- EXERCISE PROMPT -
Reproduce the data starting at the line that contains "Patent image size: (957, 1315)." and ending at the line that contains "The dotted rectangle 30'' is at (192, 724).", with "play area" swapped for "playing surface" and nothing else altered.
══ SUPPLIED RECORDS
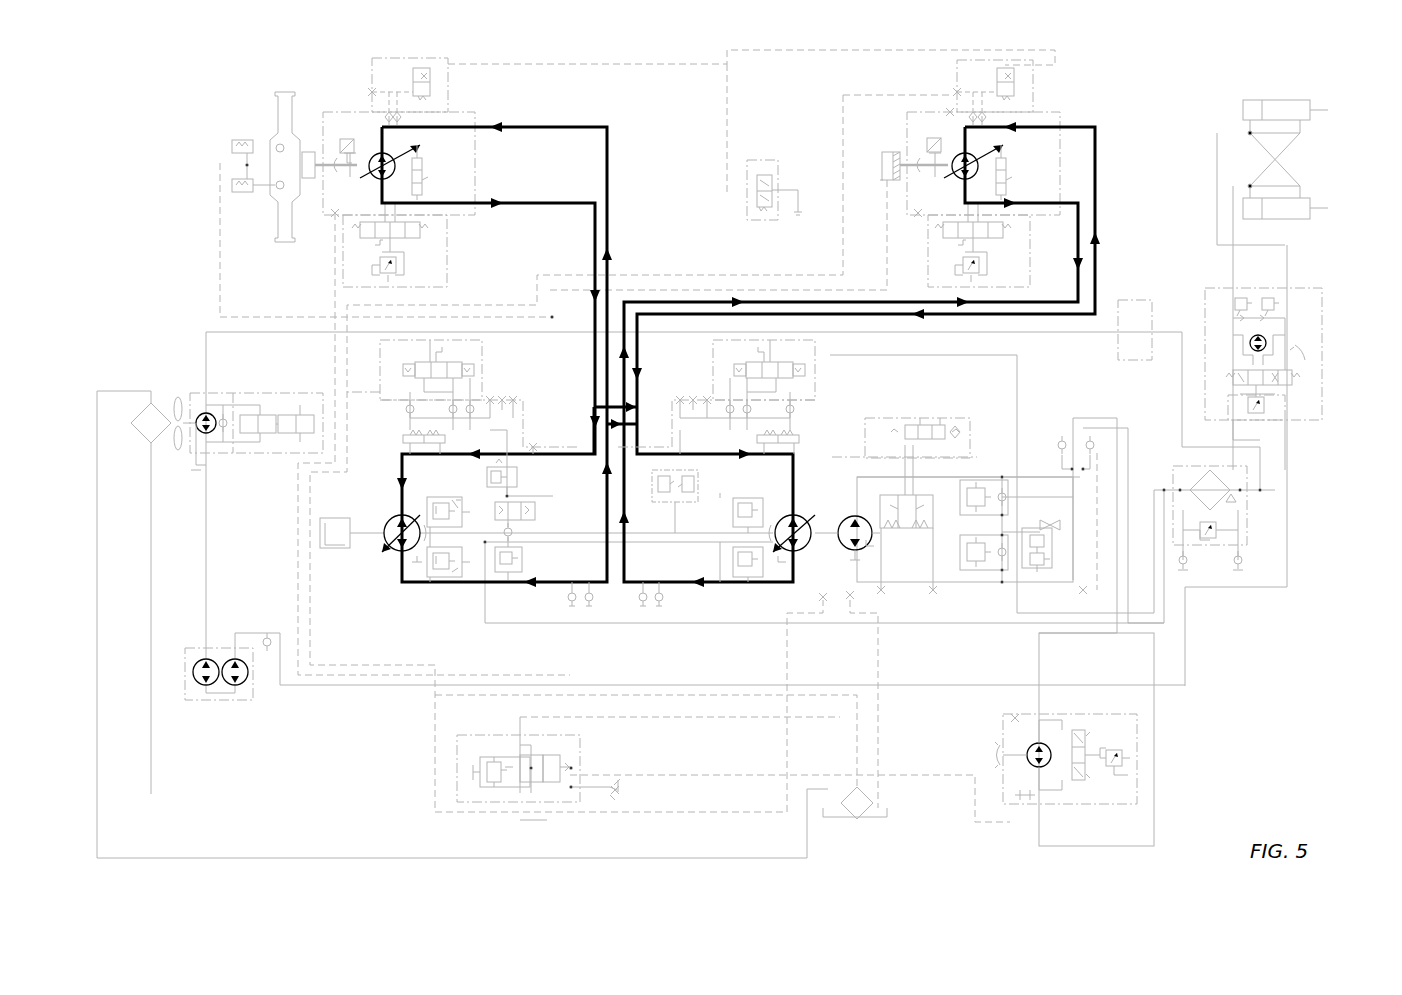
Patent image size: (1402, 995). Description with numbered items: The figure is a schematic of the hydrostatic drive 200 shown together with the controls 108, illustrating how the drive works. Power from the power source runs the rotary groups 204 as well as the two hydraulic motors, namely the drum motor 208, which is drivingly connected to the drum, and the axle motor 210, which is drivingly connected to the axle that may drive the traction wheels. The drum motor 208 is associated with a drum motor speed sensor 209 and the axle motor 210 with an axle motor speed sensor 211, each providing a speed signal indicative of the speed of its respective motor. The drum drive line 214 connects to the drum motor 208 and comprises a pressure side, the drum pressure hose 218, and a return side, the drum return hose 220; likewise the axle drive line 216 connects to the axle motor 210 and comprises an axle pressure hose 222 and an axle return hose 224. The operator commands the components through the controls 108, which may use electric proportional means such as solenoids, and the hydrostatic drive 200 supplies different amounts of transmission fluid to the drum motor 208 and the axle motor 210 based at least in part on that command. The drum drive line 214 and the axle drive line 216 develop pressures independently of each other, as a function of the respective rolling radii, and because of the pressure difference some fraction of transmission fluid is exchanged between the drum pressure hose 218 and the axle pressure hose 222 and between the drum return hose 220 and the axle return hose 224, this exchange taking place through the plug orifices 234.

The controls 108 is at (1035, 405).
The hydrostatic drive 200 is at (648, 128).
The rotary groups 204 is at (385, 545).
The drum motor 208 is at (378, 152).
The drum motor speed sensor 209 is at (345, 138).
The axle motor 210 is at (960, 152).
The axle motor speed sensor 211 is at (925, 142).
The drum drive line 214 is at (536, 354).
The axle drive line 216 is at (912, 338).
The drum pressure hose 218 is at (608, 197).
The drum return hose 220 is at (570, 197).
The axle pressure hose 222 is at (1097, 157).
The axle return hose 224 is at (1082, 206).
The plug orifices 234 is at (607, 405).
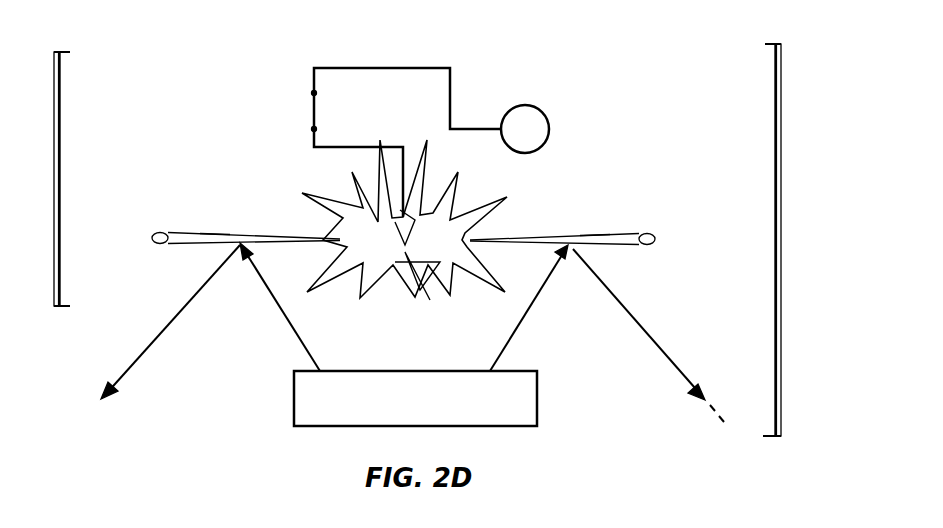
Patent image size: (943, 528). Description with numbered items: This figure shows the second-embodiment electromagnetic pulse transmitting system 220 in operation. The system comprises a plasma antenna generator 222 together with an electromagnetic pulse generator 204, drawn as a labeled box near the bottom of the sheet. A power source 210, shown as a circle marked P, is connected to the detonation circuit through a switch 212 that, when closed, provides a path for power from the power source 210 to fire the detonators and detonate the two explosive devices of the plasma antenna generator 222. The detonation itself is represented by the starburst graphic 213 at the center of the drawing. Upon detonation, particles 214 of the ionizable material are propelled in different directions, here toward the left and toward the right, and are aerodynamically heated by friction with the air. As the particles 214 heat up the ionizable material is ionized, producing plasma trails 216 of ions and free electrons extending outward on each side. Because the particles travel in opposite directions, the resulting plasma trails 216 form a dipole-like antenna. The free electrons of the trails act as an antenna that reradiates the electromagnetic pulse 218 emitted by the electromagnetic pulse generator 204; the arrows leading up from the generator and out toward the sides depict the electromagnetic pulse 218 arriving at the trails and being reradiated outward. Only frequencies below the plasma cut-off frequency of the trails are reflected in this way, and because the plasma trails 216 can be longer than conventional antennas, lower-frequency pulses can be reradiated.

The electromagnetic pulse generator 204 is at (538, 383).
The power source 210 is at (547, 112).
The switch 212 is at (316, 116).
The graphic 213 is at (318, 213).
The particles 214 is at (152, 237).
The plasma trails 216 is at (214, 237).
The electromagnetic pulse 218 is at (167, 323).
The electromagnetic pulse transmitting system 220 is at (782, 165).
The plasma antenna generator 222 is at (54, 68).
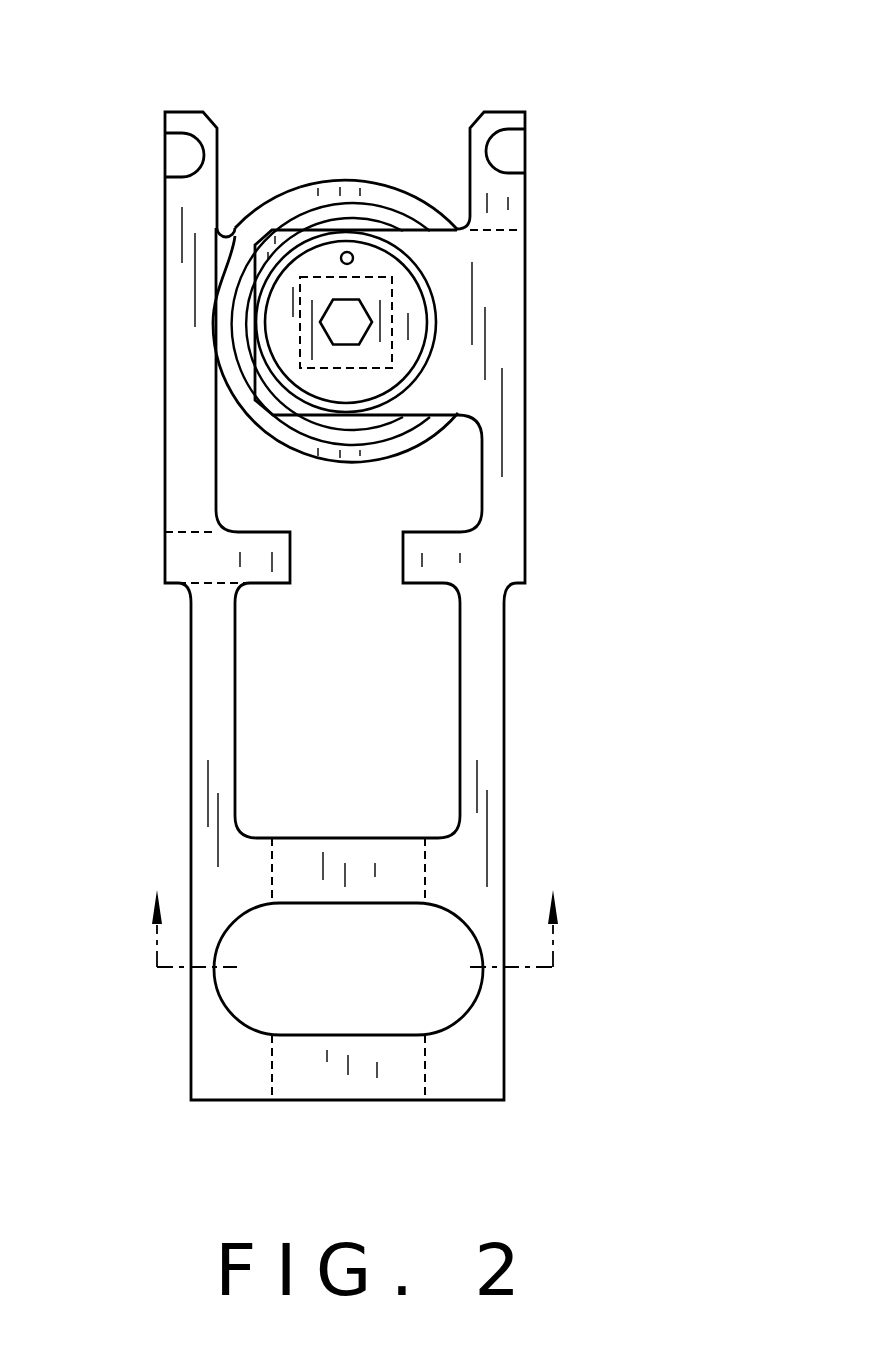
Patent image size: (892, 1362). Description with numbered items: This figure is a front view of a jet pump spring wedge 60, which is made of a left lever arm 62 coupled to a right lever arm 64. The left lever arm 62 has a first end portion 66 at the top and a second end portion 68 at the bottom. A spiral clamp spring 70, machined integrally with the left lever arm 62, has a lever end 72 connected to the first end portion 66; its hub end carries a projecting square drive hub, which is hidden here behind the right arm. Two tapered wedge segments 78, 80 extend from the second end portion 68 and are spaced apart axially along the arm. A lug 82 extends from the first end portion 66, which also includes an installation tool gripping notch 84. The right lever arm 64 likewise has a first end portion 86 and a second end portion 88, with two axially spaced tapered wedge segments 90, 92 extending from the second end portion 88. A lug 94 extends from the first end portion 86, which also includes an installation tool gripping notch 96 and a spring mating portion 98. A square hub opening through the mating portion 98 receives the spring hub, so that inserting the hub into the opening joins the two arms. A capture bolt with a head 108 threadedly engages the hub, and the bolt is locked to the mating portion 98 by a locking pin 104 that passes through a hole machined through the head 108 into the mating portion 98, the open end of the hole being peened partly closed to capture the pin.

The jet pump spring wedge 60 is at (630, 155).
The left lever arm 62 is at (192, 112).
The right lever arm 64 is at (507, 112).
The first end portion 66 is at (164, 318).
The second end portion 68 is at (192, 1058).
The spiral clamp spring 70 is at (338, 178).
The lever end 72 is at (255, 207).
The tapered wedge segment 78 is at (258, 837).
The tapered wedge segment 80 is at (257, 1034).
The lug 82 is at (274, 588).
The installation tool gripping notch 84 is at (173, 159).
The first end portion 86 is at (527, 343).
The second end portion 88 is at (506, 1053).
The tapered wedge segment 90 is at (435, 837).
The tapered wedge segment 92 is at (442, 1034).
The lug 94 is at (427, 584).
The installation tool gripping notch 96 is at (510, 152).
The spring mating portion 98 is at (450, 260).
The locking pin 104 is at (354, 257).
The head 108 is at (427, 367).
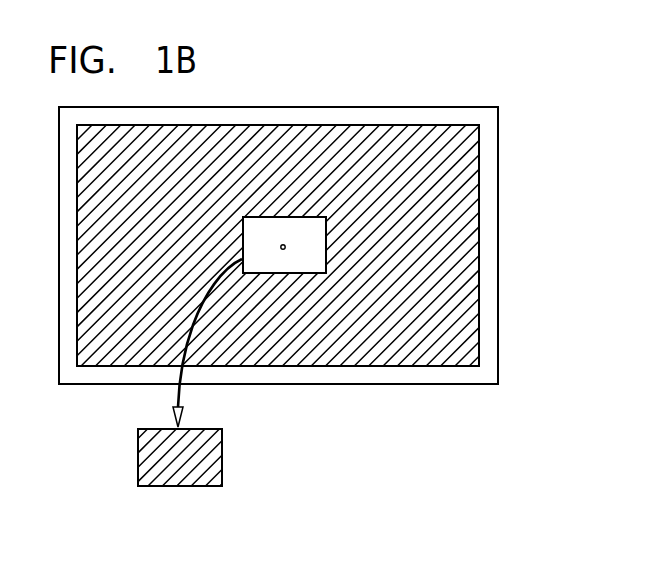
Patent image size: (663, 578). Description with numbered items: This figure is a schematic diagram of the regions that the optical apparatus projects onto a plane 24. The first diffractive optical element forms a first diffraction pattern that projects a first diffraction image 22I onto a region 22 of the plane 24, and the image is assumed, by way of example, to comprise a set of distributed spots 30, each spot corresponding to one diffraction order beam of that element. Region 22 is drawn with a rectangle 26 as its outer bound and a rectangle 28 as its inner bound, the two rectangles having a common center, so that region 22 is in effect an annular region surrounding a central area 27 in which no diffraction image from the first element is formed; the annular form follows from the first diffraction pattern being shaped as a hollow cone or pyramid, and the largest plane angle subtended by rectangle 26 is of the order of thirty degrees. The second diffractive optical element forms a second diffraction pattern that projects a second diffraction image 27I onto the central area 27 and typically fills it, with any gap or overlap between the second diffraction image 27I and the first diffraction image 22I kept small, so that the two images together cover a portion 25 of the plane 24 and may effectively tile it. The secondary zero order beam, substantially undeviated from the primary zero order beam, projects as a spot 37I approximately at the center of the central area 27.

The distributed spots 30 is at (502, 123).
The first diffraction image 22I is at (463, 175).
The region 22 is at (467, 221).
The rectangle 26 is at (480, 265).
The plane 24 is at (500, 349).
The portion 25 is at (89, 367).
The spot 37I is at (284, 247).
The central area 27 is at (303, 260).
The rectangle 28 is at (327, 258).
The second diffraction image 27I is at (163, 473).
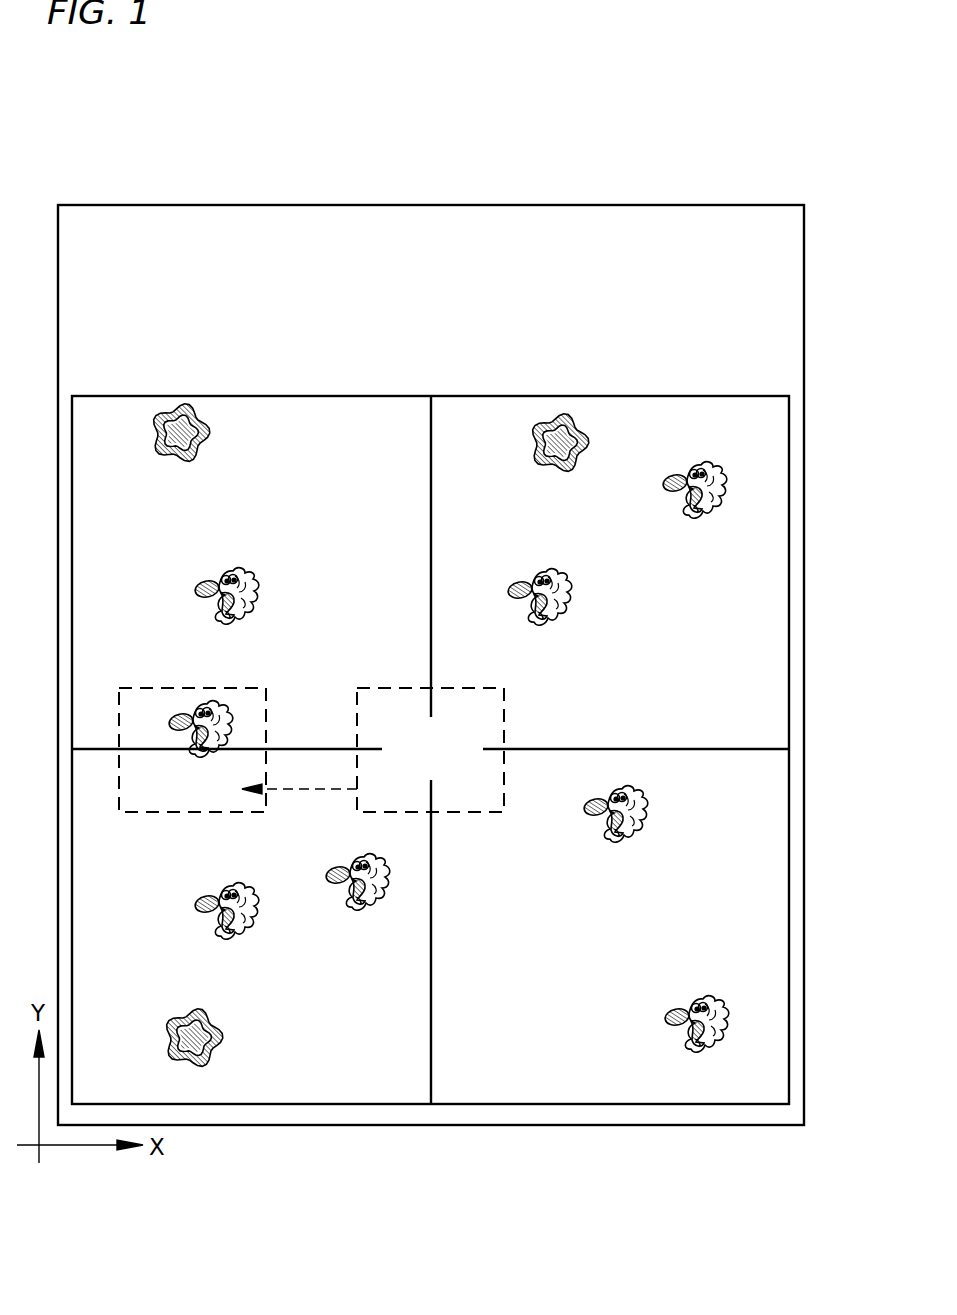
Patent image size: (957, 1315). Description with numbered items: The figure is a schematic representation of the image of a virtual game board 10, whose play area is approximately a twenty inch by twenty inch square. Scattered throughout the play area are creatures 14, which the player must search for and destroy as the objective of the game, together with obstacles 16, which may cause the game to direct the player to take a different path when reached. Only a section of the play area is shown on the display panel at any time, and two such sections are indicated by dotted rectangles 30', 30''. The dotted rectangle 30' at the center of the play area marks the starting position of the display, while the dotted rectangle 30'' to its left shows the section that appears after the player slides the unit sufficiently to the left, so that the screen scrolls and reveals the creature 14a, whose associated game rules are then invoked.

The virtual game board 10 is at (806, 524).
The creatures 14 is at (252, 612).
The creature 14a is at (237, 718).
The obstacles 16 is at (207, 446).
The dotted rectangle 30' is at (463, 750).
The dotted rectangle 30'' is at (192, 724).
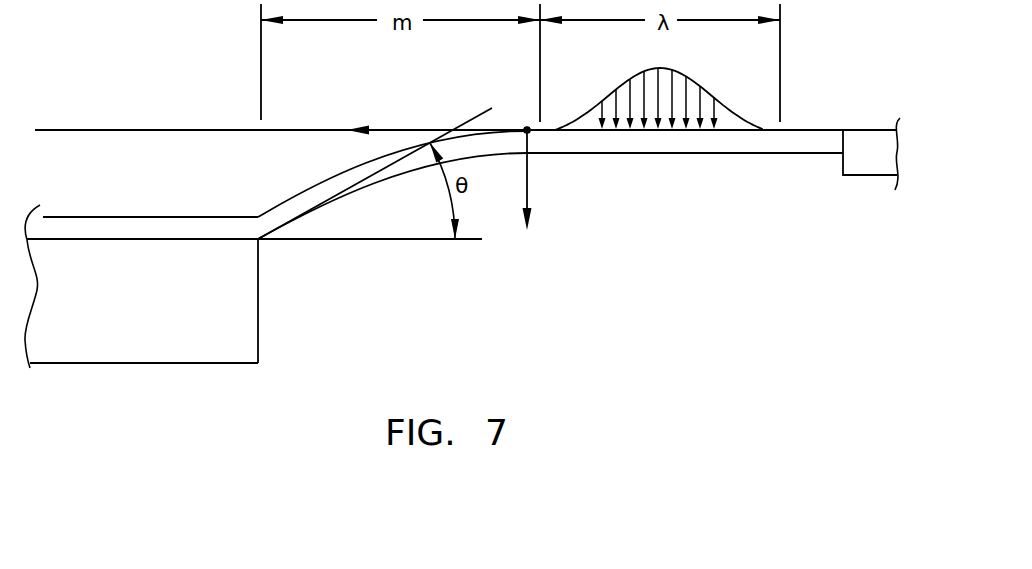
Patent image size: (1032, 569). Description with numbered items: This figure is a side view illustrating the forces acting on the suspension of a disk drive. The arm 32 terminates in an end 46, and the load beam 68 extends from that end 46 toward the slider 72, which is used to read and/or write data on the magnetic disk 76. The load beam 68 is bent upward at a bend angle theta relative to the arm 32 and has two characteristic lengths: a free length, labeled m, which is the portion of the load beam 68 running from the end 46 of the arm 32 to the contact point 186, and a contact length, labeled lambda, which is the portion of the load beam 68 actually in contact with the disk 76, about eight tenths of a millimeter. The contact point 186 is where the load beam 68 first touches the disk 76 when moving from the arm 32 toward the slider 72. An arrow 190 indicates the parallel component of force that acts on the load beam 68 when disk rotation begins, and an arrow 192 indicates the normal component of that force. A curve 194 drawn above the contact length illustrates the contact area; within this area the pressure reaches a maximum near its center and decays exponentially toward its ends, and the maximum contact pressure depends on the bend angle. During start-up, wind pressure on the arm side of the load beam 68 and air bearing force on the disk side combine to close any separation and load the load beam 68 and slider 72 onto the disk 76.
════
- SOLUTION TO THIS TASK -
Patent image size: (957, 1315). Description with numbered items: The figure is a schematic representation of the image of a virtual game board 10, whose playing surface is approximately a twenty inch by twenty inch square. Scattered throughout the playing surface are creatures 14, which the player must search for and destroy as the objective of the game, together with obstacles 16, which may cause the game to direct the player to take a different path when reached. Only a section of the playing surface is shown on the display panel at any time, and two such sections are indicated by dotted rectangles 30', 30''. The dotted rectangle 30' at the center of the playing surface marks the starting position of the display, while the dotted rectangle 30'' to its left shows the section that appears after the player slides the unit sufficiently to the left, so that the screen scrolls and reveals the creature 14a, whose associated game rules are then invoked.

The virtual game board 10 is at (806, 524).
The creatures 14 is at (252, 612).
The creature 14a is at (237, 718).
The obstacles 16 is at (207, 446).
The dotted rectangle 30' is at (463, 750).
The dotted rectangle 30'' is at (192, 724).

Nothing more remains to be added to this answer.